EXERCISE ▸ In the passage on Cherokee County's founding, copy the stretch from "After establishing county" through "Cheoah river valleys.", swapping "trading post" for "general store".

SELECTED EXTRACT ▸
---+---
Just a few short months after the last forced Cherokee removal to Oklahoma, North Carolina established its westernmost county—Cherokee—on this day in 1839. Formed from lands “lately acquired” from the Cherokee, the new county comprised the western portion of Macon County, itself created the previous year.

After establishing county boundaries, the state legislature soon decreed that the county’s courthouse would operate temporarily in the buildings of Fort Butler, a U.S army fort critical to the Cherokee removal process. The fort and first court were located within the four hundred acres reserved for the town of “Murphey,” where a trading post and post office were already operating. As numerous white settlers moved to the new county, cutting trees, constructing homes, and trading land, a few hundred Cherokees remained in the area. One elderly man named Hog Bite (reportedly 97-years-old) openly defied the government and was allowed to stay, living for at least another decade. Around 400 other Cherokees—some of mixed lineage—continued to reside or resist in this westernmost section, particularly around the Hiwassee, Valley, and Cheoah river valleys.
---+---
RAW RECORDS ▸
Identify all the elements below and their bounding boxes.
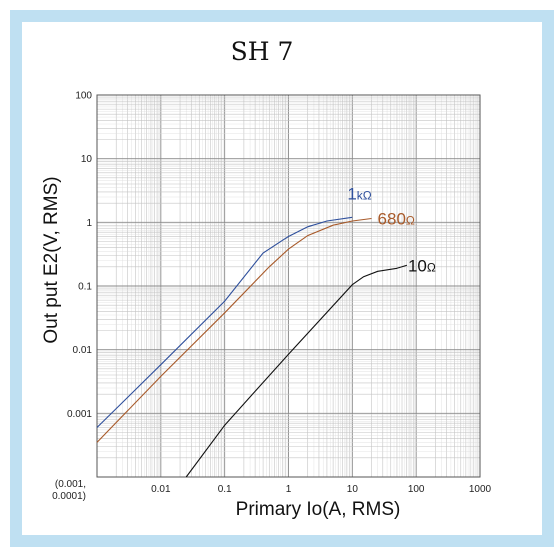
y-tick-label: 0.01 [73,345,93,356]
x-axis-label: Primary Io(A, RMS) [236,499,401,520]
y-tick-label: 100 [75,91,92,102]
x-tick-label: 100 [408,484,425,495]
series-labels: 1kΩ 680Ω 10Ω [347,184,436,275]
x-tick-label: 1000 [469,484,492,495]
series-line [185,267,398,478]
plot-border [96,94,481,478]
series-line [96,216,353,428]
x-tick-label: 0.01 [151,484,171,495]
y-tick-label: 0.001 [67,409,92,420]
series-label: 10Ω [408,256,436,275]
y-tick-label: 0.1 [78,282,92,293]
series-label: 680Ω [378,209,415,228]
x-tick-label: 10 [347,484,359,495]
origin-label-line1: (0.001, [55,479,86,490]
series-line [96,217,372,443]
series-leader-line [396,264,408,269]
series-lines [96,216,398,478]
x-tick-label: 0.1 [218,484,232,495]
grid [96,95,480,478]
y-tick-label: 1 [86,218,92,229]
x-tick-label: 1 [286,484,292,495]
series-label: 1kΩ [347,184,371,203]
origin-label-line2: 0.0001) [52,491,86,502]
tick-labels: 0.01 0.1 1 10 100 1000 0.001 0.01 0.1 1 10 100 [67,91,492,496]
y-axis-label: Out put E2(V, RMS) [41,176,62,343]
chart-title: SH 7 [231,37,294,66]
y-tick-label: 10 [81,154,93,165]
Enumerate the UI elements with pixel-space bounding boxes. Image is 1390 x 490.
---+---
ANSWER TO THE EXERCISE ▸
After establishing county boundaries, the state legislature soon decreed that the county’s courthouse would operate temporarily in the buildings of Fort Butler, a U.S army fort critical to the Cherokee removal process. The fort and first court were located within the four hundred acres reserved for the town of “Murphey,” where a general store and post office were already operating. As numerous white settlers moved to the new county, cutting trees, constructing homes, and trading land, a few hundred Cherokees remained in the area. One elderly man named Hog Bite (reportedly 97-years-old) openly defied the government and was allowed to stay, living for at least another decade. Around 400 other Cherokees—some of mixed lineage—continued to reside or resist in this westernmost section, particularly around the Hiwassee, Valley, and Cheoah river valleys.